Short task - Skip any picture you find and retype all the remaining lines exactly.

Exercise input -

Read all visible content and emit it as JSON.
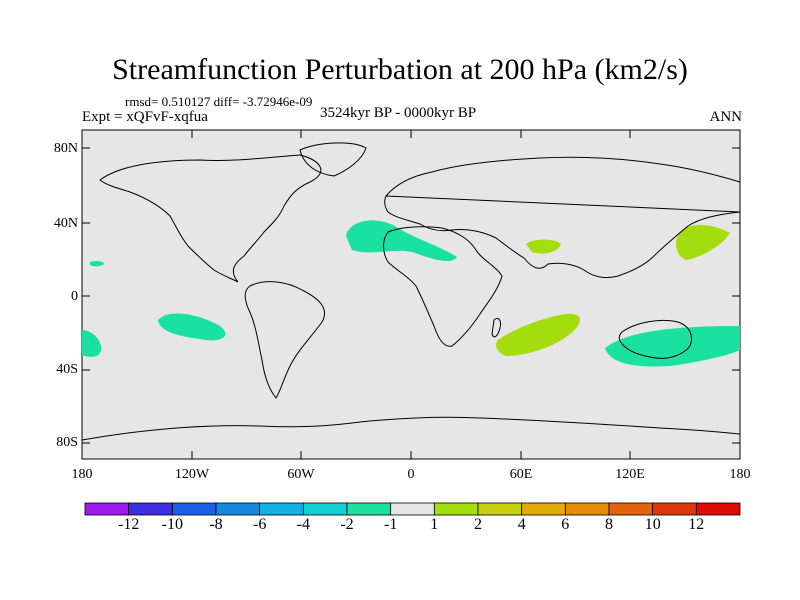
{
  "title": "Streamfunction Perturbation at 200 hPa (km2/s)",
  "stats": "rmsd= 0.510127 diff= -3.72946e-09",
  "experiment": "Expt = xQFvF-xqfua",
  "period": "3524kyr BP - 0000kyr BP",
  "season": "ANN",
  "lat_labels": [
    "80N",
    "40N",
    "0",
    "40S",
    "80S"
  ],
  "lon_labels": [
    "180",
    "120W",
    "60W",
    "0",
    "60E",
    "120E",
    "180"
  ],
  "colorbar": {
    "labels": [
      "-12",
      "-10",
      "-8",
      "-6",
      "-4",
      "-2",
      "-1",
      "1",
      "2",
      "4",
      "6",
      "8",
      "10",
      "12"
    ],
    "colors": [
      "#9c1bea",
      "#3d2fe0",
      "#1f5fe6",
      "#1788e0",
      "#12b2e4",
      "#10d0d2",
      "#19e2a0",
      "#e6e6e6",
      "#a4dd0e",
      "#c8d00c",
      "#e0ac08",
      "#e48a0a",
      "#e4620c",
      "#e0360c",
      "#e00c0c"
    ]
  },
  "colors": {
    "background": "#e6e6e6",
    "negative_anomaly": "#19e2a0",
    "positive_anomaly": "#a4dd0e"
  }
}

Answer to the task -
Read all visible content and emit it as JSON.
{
  "title": "Streamfunction Perturbation at 200 hPa (km2/s)",
  "stats": "rmsd= 0.510127 diff= -3.72946e-09",
  "experiment": "Expt = xQFvF-xqfua",
  "period": "3524kyr BP - 0000kyr BP",
  "season": "ANN",
  "lat_labels": [
    "80N",
    "40N",
    "0",
    "40S",
    "80S"
  ],
  "lon_labels": [
    "180",
    "120W",
    "60W",
    "0",
    "60E",
    "120E",
    "180"
  ],
  "colorbar": {
    "labels": [
      "-12",
      "-10",
      "-8",
      "-6",
      "-4",
      "-2",
      "-1",
      "1",
      "2",
      "4",
      "6",
      "8",
      "10",
      "12"
    ],
    "colors": [
      "#9c1bea",
      "#3d2fe0",
      "#1f5fe6",
      "#1788e0",
      "#12b2e4",
      "#10d0d2",
      "#19e2a0",
      "#e6e6e6",
      "#a4dd0e",
      "#c8d00c",
      "#e0ac08",
      "#e48a0a",
      "#e4620c",
      "#e0360c",
      "#e00c0c"
    ]
  },
  "colors": {
    "background": "#e6e6e6",
    "negative_anomaly": "#19e2a0",
    "positive_anomaly": "#a4dd0e"
  }
}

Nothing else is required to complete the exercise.